# Exercise input start

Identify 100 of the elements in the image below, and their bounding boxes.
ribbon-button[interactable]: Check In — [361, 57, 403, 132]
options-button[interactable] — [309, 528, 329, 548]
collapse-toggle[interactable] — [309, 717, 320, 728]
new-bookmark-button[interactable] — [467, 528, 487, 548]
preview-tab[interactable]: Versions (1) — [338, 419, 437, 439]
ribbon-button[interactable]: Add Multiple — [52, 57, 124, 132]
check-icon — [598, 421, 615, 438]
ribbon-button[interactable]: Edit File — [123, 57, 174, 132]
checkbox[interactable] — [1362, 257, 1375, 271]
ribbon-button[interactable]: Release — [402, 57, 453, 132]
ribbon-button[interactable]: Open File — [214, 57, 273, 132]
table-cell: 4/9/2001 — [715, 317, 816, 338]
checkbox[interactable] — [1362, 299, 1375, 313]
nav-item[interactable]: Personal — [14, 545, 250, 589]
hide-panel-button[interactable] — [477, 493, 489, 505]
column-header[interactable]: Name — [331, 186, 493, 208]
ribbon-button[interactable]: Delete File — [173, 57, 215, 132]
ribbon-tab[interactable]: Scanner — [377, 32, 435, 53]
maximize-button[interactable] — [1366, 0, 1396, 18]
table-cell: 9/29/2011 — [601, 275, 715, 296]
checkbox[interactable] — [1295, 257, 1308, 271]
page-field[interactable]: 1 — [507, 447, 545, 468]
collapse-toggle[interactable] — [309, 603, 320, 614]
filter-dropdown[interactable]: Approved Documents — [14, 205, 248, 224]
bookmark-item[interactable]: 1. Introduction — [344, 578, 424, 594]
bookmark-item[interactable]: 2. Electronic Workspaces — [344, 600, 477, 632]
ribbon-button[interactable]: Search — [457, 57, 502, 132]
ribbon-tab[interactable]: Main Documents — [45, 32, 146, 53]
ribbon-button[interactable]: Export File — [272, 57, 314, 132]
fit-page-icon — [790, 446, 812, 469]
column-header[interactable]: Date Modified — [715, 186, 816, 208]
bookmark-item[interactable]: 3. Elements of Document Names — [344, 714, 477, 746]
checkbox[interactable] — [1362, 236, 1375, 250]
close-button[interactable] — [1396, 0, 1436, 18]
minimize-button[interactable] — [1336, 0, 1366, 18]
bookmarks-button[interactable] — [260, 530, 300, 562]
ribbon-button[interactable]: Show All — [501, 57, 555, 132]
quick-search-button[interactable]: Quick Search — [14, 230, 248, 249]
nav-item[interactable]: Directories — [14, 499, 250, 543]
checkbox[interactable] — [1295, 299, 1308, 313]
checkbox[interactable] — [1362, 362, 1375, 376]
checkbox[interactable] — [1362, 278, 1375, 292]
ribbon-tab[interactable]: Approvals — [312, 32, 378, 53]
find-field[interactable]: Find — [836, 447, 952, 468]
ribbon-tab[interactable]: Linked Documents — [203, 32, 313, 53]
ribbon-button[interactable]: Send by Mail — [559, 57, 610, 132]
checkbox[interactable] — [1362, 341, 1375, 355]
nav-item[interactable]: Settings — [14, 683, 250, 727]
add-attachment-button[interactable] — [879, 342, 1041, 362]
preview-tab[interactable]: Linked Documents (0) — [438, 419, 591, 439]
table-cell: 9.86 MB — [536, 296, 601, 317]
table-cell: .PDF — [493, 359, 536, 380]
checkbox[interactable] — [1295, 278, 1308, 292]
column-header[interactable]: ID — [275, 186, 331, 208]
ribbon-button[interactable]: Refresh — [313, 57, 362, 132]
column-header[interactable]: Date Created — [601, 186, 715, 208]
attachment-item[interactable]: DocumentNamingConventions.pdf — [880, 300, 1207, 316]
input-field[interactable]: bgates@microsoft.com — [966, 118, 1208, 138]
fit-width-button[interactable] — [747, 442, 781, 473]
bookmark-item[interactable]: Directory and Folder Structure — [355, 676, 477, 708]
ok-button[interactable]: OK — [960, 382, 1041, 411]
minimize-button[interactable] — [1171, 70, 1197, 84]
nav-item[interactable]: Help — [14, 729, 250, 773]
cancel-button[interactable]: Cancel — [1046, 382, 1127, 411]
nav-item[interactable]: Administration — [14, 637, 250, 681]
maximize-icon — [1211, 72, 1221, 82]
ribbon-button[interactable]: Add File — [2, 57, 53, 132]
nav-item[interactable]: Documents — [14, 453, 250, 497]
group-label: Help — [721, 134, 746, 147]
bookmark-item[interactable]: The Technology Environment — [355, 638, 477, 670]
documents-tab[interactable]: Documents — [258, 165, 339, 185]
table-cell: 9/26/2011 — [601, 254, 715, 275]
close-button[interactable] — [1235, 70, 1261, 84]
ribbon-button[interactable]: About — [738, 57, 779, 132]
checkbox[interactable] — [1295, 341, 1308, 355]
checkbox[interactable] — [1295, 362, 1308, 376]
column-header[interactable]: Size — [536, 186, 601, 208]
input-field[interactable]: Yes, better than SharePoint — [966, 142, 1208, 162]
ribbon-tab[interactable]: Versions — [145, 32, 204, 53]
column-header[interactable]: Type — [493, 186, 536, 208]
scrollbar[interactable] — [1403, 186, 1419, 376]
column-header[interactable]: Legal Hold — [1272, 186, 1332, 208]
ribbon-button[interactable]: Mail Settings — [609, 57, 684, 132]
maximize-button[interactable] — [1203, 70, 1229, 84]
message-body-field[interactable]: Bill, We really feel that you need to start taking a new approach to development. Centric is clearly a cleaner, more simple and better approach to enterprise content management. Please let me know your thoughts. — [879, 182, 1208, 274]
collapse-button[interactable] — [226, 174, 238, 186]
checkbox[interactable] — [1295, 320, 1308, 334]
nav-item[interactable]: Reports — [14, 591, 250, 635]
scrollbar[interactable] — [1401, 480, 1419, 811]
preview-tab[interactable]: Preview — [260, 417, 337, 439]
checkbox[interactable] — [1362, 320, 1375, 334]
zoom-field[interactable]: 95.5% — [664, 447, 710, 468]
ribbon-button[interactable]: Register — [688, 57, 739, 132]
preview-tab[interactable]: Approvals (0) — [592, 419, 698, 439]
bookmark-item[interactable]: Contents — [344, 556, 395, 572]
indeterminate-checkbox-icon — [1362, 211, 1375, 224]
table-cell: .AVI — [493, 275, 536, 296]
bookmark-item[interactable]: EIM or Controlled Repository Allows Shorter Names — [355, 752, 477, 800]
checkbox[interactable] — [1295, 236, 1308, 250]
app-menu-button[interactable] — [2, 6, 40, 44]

# Exercise input end

Aim - Rewrite the records from their first line through the line containing "ribbon-button[interactable]: Show All", substituting "toolbar-button" for every "ribbon-button" and leaving everything else unchanged.

Correct response -
Identify 100 of the elements in the image below, and their bounding boxes.
toolbar-button[interactable]: Check In — [361, 57, 403, 132]
options-button[interactable] — [309, 528, 329, 548]
collapse-toggle[interactable] — [309, 717, 320, 728]
new-bookmark-button[interactable] — [467, 528, 487, 548]
preview-tab[interactable]: Versions (1) — [338, 419, 437, 439]
toolbar-button[interactable]: Add Multiple — [52, 57, 124, 132]
check-icon — [598, 421, 615, 438]
toolbar-button[interactable]: Edit File — [123, 57, 174, 132]
checkbox[interactable] — [1362, 257, 1375, 271]
toolbar-button[interactable]: Release — [402, 57, 453, 132]
toolbar-button[interactable]: Open File — [214, 57, 273, 132]
table-cell: 4/9/2001 — [715, 317, 816, 338]
checkbox[interactable] — [1362, 299, 1375, 313]
nav-item[interactable]: Personal — [14, 545, 250, 589]
hide-panel-button[interactable] — [477, 493, 489, 505]
column-header[interactable]: Name — [331, 186, 493, 208]
toolbar-button[interactable]: Delete File — [173, 57, 215, 132]
ribbon-tab[interactable]: Scanner — [377, 32, 435, 53]
maximize-button[interactable] — [1366, 0, 1396, 18]
table-cell: 9/29/2011 — [601, 275, 715, 296]
checkbox[interactable] — [1295, 257, 1308, 271]
page-field[interactable]: 1 — [507, 447, 545, 468]
collapse-toggle[interactable] — [309, 603, 320, 614]
filter-dropdown[interactable]: Approved Documents — [14, 205, 248, 224]
bookmark-item[interactable]: 1. Introduction — [344, 578, 424, 594]
bookmark-item[interactable]: 2. Electronic Workspaces — [344, 600, 477, 632]
toolbar-button[interactable]: Search — [457, 57, 502, 132]
ribbon-tab[interactable]: Main Documents — [45, 32, 146, 53]
toolbar-button[interactable]: Export File — [272, 57, 314, 132]
fit-page-icon — [790, 446, 812, 469]
column-header[interactable]: Date Modified — [715, 186, 816, 208]
bookmark-item[interactable]: 3. Elements of Document Names — [344, 714, 477, 746]
checkbox[interactable] — [1362, 236, 1375, 250]
close-button[interactable] — [1396, 0, 1436, 18]
minimize-button[interactable] — [1336, 0, 1366, 18]
bookmarks-button[interactable] — [260, 530, 300, 562]
toolbar-button[interactable]: Show All — [501, 57, 555, 132]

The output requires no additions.